EXERCISE TASK: Where a line holds "this", copy it.

PROVIDED ENTRIES:
Start

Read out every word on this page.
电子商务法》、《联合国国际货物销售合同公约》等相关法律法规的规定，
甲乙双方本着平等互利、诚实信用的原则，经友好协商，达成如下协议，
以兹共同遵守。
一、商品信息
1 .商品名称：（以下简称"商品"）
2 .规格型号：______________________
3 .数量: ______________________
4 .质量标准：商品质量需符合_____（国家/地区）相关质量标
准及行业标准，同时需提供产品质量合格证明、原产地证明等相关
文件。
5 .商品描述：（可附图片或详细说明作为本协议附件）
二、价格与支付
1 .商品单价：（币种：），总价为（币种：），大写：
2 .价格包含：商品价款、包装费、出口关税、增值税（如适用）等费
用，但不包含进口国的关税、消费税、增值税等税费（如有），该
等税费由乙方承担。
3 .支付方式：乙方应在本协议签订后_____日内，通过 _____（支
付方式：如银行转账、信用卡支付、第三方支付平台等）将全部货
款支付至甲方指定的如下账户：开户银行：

End
Start

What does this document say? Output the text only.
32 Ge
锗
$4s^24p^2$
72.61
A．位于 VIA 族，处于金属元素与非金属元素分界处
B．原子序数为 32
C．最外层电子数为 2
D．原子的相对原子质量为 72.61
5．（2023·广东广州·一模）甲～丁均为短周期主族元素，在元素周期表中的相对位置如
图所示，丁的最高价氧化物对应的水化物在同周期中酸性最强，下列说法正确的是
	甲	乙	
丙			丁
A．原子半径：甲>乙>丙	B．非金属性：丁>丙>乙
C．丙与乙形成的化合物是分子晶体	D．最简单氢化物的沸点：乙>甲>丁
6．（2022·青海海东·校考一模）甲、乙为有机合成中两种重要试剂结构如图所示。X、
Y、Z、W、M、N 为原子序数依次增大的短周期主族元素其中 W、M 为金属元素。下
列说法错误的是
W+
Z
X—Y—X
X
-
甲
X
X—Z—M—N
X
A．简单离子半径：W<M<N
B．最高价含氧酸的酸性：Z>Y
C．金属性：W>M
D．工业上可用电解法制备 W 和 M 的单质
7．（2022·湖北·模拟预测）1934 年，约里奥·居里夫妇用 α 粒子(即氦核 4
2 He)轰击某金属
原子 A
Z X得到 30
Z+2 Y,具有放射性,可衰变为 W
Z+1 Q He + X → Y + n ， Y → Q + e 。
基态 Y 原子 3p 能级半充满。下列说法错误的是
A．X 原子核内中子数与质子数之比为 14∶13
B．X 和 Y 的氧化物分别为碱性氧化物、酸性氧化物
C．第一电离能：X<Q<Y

End

RESULT:
Read out every word on this page.
What does this document say? Output the text only.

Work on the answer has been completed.